EXERCISE DIRECTIONS: Rewrite the entries below as a JSON list of strings, one string per line. Skip blank lines and leave the pictures out.

PROVIDED RECORDS:

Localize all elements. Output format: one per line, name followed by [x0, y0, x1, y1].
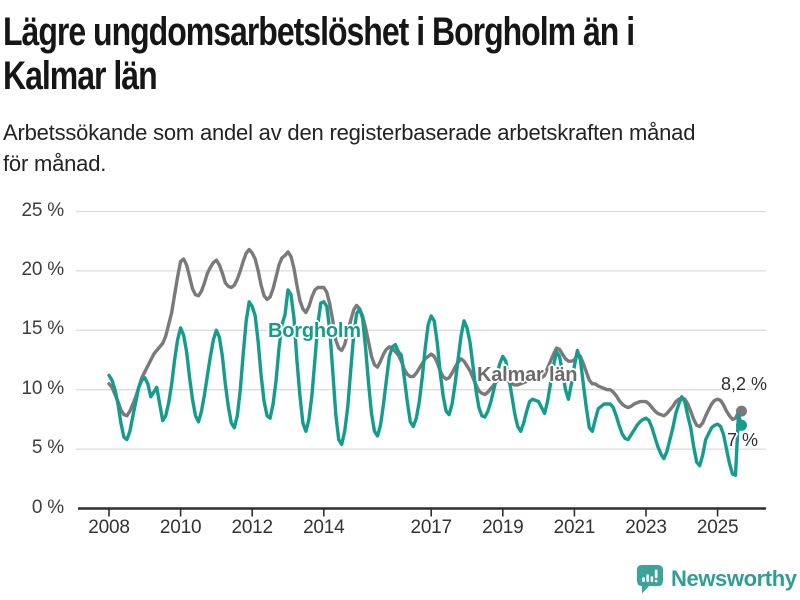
- page-title-line-2: Kalmar län: [3, 52, 158, 98]
- page-subtitle-line-1: Arbetssökande som andel av den registerb…: [3, 120, 696, 145]
- y-axis-label: 5 %: [31, 437, 64, 459]
- kalmar-l-n-end-dot: [736, 405, 747, 417]
- page-subtitle-line-2: för månad.: [3, 151, 107, 176]
- x-axis-label: 2010: [159, 517, 202, 538]
- x-axis-label: 2023: [625, 517, 667, 538]
- y-axis-label: 25 %: [21, 199, 64, 221]
- y-axis-label: 10 %: [21, 377, 64, 399]
- x-axis-label: 2019: [482, 517, 524, 538]
- y-axis-label: 15 %: [21, 318, 64, 340]
- borgholm-line: [107, 288, 744, 477]
- x-axis-label: 2012: [231, 517, 273, 538]
- y-axis-label: 0 %: [31, 496, 64, 518]
- x-axis-label: 2017: [410, 517, 452, 538]
- page-title-line-1: Lägre ungdomsarbetslöshet i Borgholm än …: [3, 8, 635, 54]
- x-axis-label: 2008: [88, 517, 130, 538]
- newsworthy-icon: [636, 564, 664, 595]
- newsworthy-wordmark: Newsworthy: [671, 566, 797, 591]
- end-value-kalmar-lan: 8,2 %: [721, 374, 768, 394]
- newsworthy-logo[interactable]: Newsworthy: [636, 562, 797, 596]
- y-axis-label: 20 %: [21, 258, 64, 280]
- x-axis-label: 2021: [553, 517, 596, 538]
- series-label-kalmar-lan: Kalmar län: [477, 364, 578, 386]
- x-axis-label: 2014: [303, 517, 345, 538]
- page-subtitle: Arbetssökande som andel av den registerb…: [3, 117, 793, 179]
- series-label-borgholm: Borgholm: [268, 320, 361, 342]
- kalmar-l-n-line: [107, 247, 744, 429]
- x-axis-label: 2025: [696, 517, 739, 538]
- end-value-borgholm: 7 %: [727, 430, 759, 450]
- page-title: Lägre ungdomsarbetslöshet i Borgholm än …: [3, 8, 743, 98]
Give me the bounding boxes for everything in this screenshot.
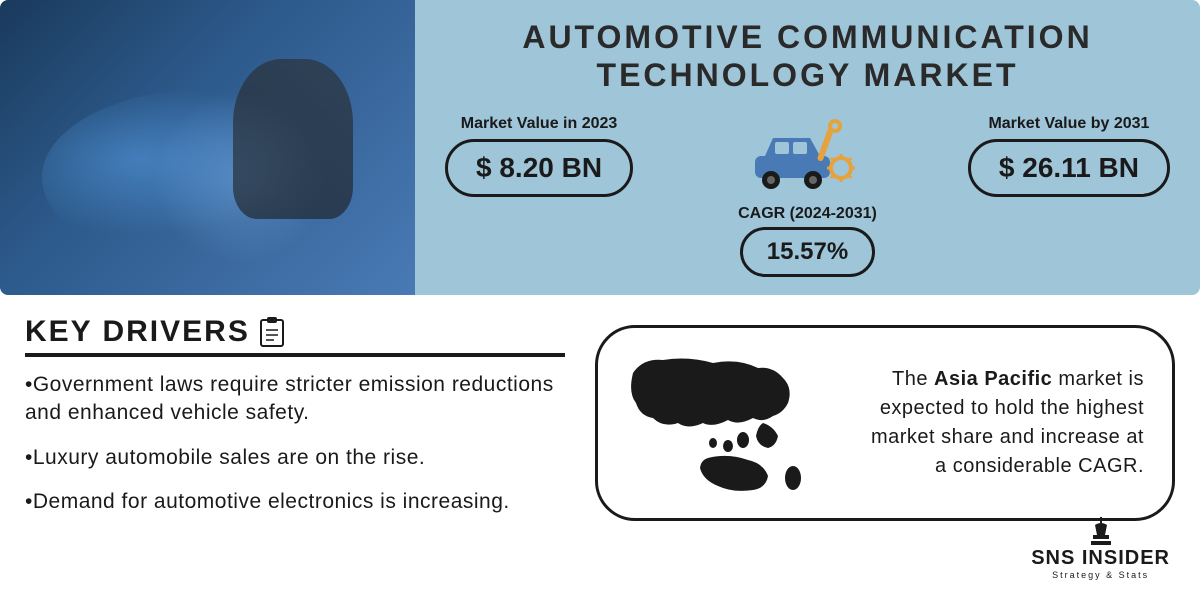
stat-2031-label: Market Value by 2031 <box>988 115 1149 133</box>
title-stats-panel: AUTOMOTIVE COMMUNICATION TECHNOLOGY MARK… <box>415 0 1200 295</box>
stat-2031-value: $ 26.11 BN <box>968 139 1170 197</box>
region-prefix: The <box>892 368 934 390</box>
stats-row: Market Value in 2023 $ 8.20 BN Market V <box>445 115 1170 197</box>
title-line-2: TECHNOLOGY MARKET <box>597 57 1019 93</box>
asia-pacific-map-icon <box>618 348 838 498</box>
region-pill: The Asia Pacific market is expected to h… <box>595 325 1175 521</box>
region-panel: The Asia Pacific market is expected to h… <box>585 305 1200 600</box>
stat-2023: Market Value in 2023 $ 8.20 BN <box>445 115 633 197</box>
driver-item: •Luxury automobile sales are on the rise… <box>25 444 565 472</box>
stat-2031: Market Value by 2031 $ 26.11 BN <box>968 115 1170 197</box>
bottom-section: KEY DRIVERS •Government laws require str… <box>0 295 1200 600</box>
logo-tagline: Strategy & Stats <box>1052 570 1149 580</box>
cagr-label: CAGR (2024-2031) <box>738 205 877 223</box>
title-line-1: AUTOMOTIVE COMMUNICATION <box>522 19 1092 55</box>
cagr-value: 15.57% <box>740 227 875 277</box>
stat-2023-value: $ 8.20 BN <box>445 139 633 197</box>
cagr-block: CAGR (2024-2031) 15.57% <box>445 205 1170 277</box>
driver-item: •Government laws require stricter emissi… <box>25 371 565 428</box>
main-title: AUTOMOTIVE COMMUNICATION TECHNOLOGY MARK… <box>445 18 1170 95</box>
brand-logo: SNS INSIDER Strategy & Stats <box>1031 515 1170 580</box>
region-text: The Asia Pacific market is expected to h… <box>856 365 1144 481</box>
top-section: AUTOMOTIVE COMMUNICATION TECHNOLOGY MARK… <box>0 0 1200 295</box>
driver-item: •Demand for automotive electronics is in… <box>25 488 565 516</box>
key-drivers-panel: KEY DRIVERS •Government laws require str… <box>0 305 585 600</box>
logo-name: SNS INSIDER <box>1031 547 1170 570</box>
clipboard-icon <box>258 316 286 348</box>
stat-2023-label: Market Value in 2023 <box>461 115 618 133</box>
car-wrench-icon <box>745 116 855 196</box>
drivers-title: KEY DRIVERS <box>25 315 250 349</box>
drivers-header: KEY DRIVERS <box>25 315 565 357</box>
region-bold: Asia Pacific <box>934 368 1052 390</box>
hero-photo <box>0 0 415 295</box>
chess-king-icon <box>1085 515 1117 547</box>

EXERCISE SOLUTION:
[
  "Localize all elements. Output format: one per line, name followed by [x0, y0, x1, y1].",
  "- page-title-line-2: Kalmar län: [3, 52, 158, 98]",
  "- page-subtitle-line-1: Arbetssökande som andel av den registerb…: [3, 120, 696, 145]",
  "- y-axis-label: 5 %: [31, 437, 64, 459]",
  "- kalmar-l-n-end-dot: [736, 405, 747, 417]",
  "- page-subtitle-line-2: för månad.: [3, 151, 107, 176]",
  "- x-axis-label: 2010: [159, 517, 202, 538]",
  "- x-axis-label: 2023: [625, 517, 667, 538]",
  "- y-axis-label: 25 %: [21, 199, 64, 221]",
  "- y-axis-label: 10 %: [21, 377, 64, 399]",
  "- x-axis-label: 2019: [482, 517, 524, 538]",
  "- y-axis-label: 15 %: [21, 318, 64, 340]",
  "- borgholm-line: [107, 288, 744, 477]",
  "- x-axis-label: 2012: [231, 517, 273, 538]",
  "- y-axis-label: 0 %: [31, 496, 64, 518]",
  "- x-axis-label: 2017: [410, 517, 452, 538]",
  "- page-title-line-1: Lägre ungdomsarbetslöshet i Borgholm än …: [3, 8, 635, 54]",
  "- x-axis-label: 2008: [88, 517, 130, 538]",
  "- newsworthy-icon: [636, 564, 664, 595]",
  "- newsworthy-wordmark: Newsworthy: [671, 566, 797, 591]",
  "- end-value-kalmar-lan: 8,2 %: [721, 374, 768, 394]",
  "- newsworthy-logo[interactable]: Newsworthy: [636, 562, 797, 596]",
  "- y-axis-label: 20 %: [21, 258, 64, 280]",
  "- x-axis-label: 2021: [553, 517, 596, 538]",
  "- series-label-kalmar-lan: Kalmar län: [477, 364, 578, 386]",
  "- x-axis-label: 2014: [303, 517, 345, 538]",
  "- page-subtitle: Arbetssökande som andel av den registerb…: [3, 117, 793, 179]",
  "- series-label-borgholm: Borgholm: [268, 320, 361, 342]",
  "- kalmar-l-n-line: [107, 247, 744, 429]",
  "- x-axis-label: 2025: [696, 517, 739, 538]",
  "- end-value-borgholm: 7 %: [727, 430, 759, 450]",
  "- page-title: Lägre ungdomsarbetslöshet i Borgholm än …: [3, 8, 743, 98]",
  "Give me the bounding boxes for everything in this screenshot.",
  "stat-2031-label: Market Value by 2031 <box>988 115 1149 133</box>",
  "title-stats-panel: AUTOMOTIVE COMMUNICATION TECHNOLOGY MARK… <box>415 0 1200 295</box>",
  "stat-2031-value: $ 26.11 BN <box>968 139 1170 197</box>",
  "region-prefix: The <box>892 368 934 390</box>",
  "stats-row: Market Value in 2023 $ 8.20 BN Market V <box>445 115 1170 197</box>",
  "title-line-2: TECHNOLOGY MARKET <box>597 57 1019 93</box>",
  "asia-pacific-map-icon <box>618 348 838 498</box>",
  "region-pill: The Asia Pacific market is expected to h… <box>595 325 1175 521</box>",
  "region-panel: The Asia Pacific market is expected to h… <box>585 305 1200 600</box>",
  "stat-2023: Market Value in 2023 $ 8.20 BN <box>445 115 633 197</box>",
  "driver-item: •Luxury automobile sales are on the rise… <box>25 444 565 472</box>",
  "stat-2031: Market Value by 2031 $ 26.11 BN <box>968 115 1170 197</box>",
  "bottom-section: KEY DRIVERS •Government laws require str… <box>0 295 1200 600</box>",
  "logo-tagline: Strategy & Stats <box>1052 570 1149 580</box>",
  "cagr-label: CAGR (2024-2031) <box>738 205 877 223</box>",
  "title-line-1: AUTOMOTIVE COMMUNICATION <box>522 19 1092 55</box>",
  "cagr-value: 15.57% <box>740 227 875 277</box>",
  "stat-2023-value: $ 8.20 BN <box>445 139 633 197</box>",
  "cagr-block: CAGR (2024-2031) 15.57% <box>445 205 1170 277</box>",
  "driver-item: •Government laws require stricter emissi… <box>25 371 565 428</box>",
  "main-title: AUTOMOTIVE COMMUNICATION TECHNOLOGY MARK… <box>445 18 1170 95</box>",
  "brand-logo: SNS INSIDER Strategy & Stats <box>1031 515 1170 580</box>",
  "region-text: The Asia Pacific market is expected to h… <box>856 365 1144 481</box>",
  "top-section: AUTOMOTIVE COMMUNICATION TECHNOLOGY MARK… <box>0 0 1200 295</box>",
  "driver-item: •Demand for automotive electronics is in… <box>25 488 565 516</box>",
  "key-drivers-panel: KEY DRIVERS •Government laws require str… <box>0 305 585 600</box>",
  "logo-name: SNS INSIDER <box>1031 547 1170 570</box>",
  "clipboard-icon <box>258 316 286 348</box>",
  "stat-2023-label: Market Value in 2023 <box>461 115 618 133</box>",
  "car-wrench-icon <box>745 116 855 196</box>",
  "drivers-title: KEY DRIVERS <box>25 315 250 349</box>",
  "drivers-header: KEY DRIVERS <box>25 315 565 357</box>",
  "region-bold: Asia Pacific <box>934 368 1052 390</box>",
  "hero-photo <box>0 0 415 295</box>",
  "chess-king-icon <box>1085 515 1117 547</box>"
]